**Required task**: Copy out each line exactly as it appears.

Data items

===

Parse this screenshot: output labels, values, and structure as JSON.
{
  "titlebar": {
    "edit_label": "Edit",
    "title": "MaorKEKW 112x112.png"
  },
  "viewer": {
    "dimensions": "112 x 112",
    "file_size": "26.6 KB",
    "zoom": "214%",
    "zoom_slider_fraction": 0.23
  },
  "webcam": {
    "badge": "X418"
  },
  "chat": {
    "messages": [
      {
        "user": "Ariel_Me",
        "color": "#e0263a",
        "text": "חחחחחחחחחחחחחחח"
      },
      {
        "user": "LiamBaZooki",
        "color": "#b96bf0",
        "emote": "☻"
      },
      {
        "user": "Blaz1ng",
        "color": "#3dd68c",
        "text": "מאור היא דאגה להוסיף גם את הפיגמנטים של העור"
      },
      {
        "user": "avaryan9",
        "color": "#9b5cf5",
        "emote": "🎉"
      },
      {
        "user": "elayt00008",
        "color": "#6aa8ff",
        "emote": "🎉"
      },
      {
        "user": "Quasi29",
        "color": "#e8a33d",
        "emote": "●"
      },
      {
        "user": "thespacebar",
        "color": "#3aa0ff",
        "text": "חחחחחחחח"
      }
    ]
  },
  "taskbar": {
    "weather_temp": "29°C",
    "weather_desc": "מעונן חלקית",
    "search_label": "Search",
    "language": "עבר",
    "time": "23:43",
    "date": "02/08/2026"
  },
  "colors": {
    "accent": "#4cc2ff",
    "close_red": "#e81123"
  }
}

===

**Answer to the task**:
Parse this screenshot: output labels, values, and structure as JSON.
{
  "titlebar": {
    "edit_label": "Edit",
    "title": "MaorKEKW 112x112.png"
  },
  "viewer": {
    "dimensions": "112 x 112",
    "file_size": "26.6 KB",
    "zoom": "214%",
    "zoom_slider_fraction": 0.23
  },
  "webcam": {
    "badge": "X418"
  },
  "chat": {
    "messages": [
      {
        "user": "Ariel_Me",
        "color": "#e0263a",
        "text": "חחחחחחחחחחחחחחח"
      },
      {
        "user": "LiamBaZooki",
        "color": "#b96bf0",
        "emote": "☻"
      },
      {
        "user": "Blaz1ng",
        "color": "#3dd68c",
        "text": "מאור היא דאגה להוסיף גם את הפיגמנטים של העור"
      },
      {
        "user": "avaryan9",
        "color": "#9b5cf5",
        "emote": "🎉"
      },
      {
        "user": "elayt00008",
        "color": "#6aa8ff",
        "emote": "🎉"
      },
      {
        "user": "Quasi29",
        "color": "#e8a33d",
        "emote": "●"
      },
      {
        "user": "thespacebar",
        "color": "#3aa0ff",
        "text": "חחחחחחחח"
      }
    ]
  },
  "taskbar": {
    "weather_temp": "29°C",
    "weather_desc": "מעונן חלקית",
    "search_label": "Search",
    "language": "עבר",
    "time": "23:43",
    "date": "02/08/2026"
  },
  "colors": {
    "accent": "#4cc2ff",
    "close_red": "#e81123"
  }
}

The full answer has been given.